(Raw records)
## BEGIN

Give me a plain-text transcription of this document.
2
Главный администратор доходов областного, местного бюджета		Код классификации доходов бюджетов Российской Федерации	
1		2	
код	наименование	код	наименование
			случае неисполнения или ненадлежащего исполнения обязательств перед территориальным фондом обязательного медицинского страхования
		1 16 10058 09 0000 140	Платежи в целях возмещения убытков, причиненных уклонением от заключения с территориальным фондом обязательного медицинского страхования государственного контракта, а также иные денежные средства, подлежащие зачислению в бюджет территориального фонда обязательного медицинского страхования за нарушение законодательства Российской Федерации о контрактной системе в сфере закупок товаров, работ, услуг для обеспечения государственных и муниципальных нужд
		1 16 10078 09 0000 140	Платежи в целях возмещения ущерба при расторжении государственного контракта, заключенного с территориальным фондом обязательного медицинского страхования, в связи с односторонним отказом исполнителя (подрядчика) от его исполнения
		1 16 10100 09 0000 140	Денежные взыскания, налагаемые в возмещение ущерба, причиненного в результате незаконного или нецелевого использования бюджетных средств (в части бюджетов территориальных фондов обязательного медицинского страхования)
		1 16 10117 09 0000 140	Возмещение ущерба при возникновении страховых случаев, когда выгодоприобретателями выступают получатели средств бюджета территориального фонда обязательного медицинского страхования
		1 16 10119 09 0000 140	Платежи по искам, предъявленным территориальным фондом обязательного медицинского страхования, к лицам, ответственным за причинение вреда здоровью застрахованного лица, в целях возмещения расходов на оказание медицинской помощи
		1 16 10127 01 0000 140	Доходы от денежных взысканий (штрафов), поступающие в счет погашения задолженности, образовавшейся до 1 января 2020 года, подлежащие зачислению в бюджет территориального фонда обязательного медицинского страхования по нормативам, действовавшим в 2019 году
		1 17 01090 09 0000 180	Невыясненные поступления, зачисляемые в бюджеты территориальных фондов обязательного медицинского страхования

## END

* _What is required_: In the entries above, identify every line with the word "территориальных". Copy those lines.

* _Correct output_:
		1 16 10100 09 0000 140	Денежные взыскания, налагаемые в возмещение ущерба, причиненного в результате незаконного или нецелевого использования бюджетных средств (в части бюджетов территориальных фондов обязательного медицинского страхования)
		1 17 01090 09 0000 180	Невыясненные поступления, зачисляемые в бюджеты территориальных фондов обязательного медицинского страхования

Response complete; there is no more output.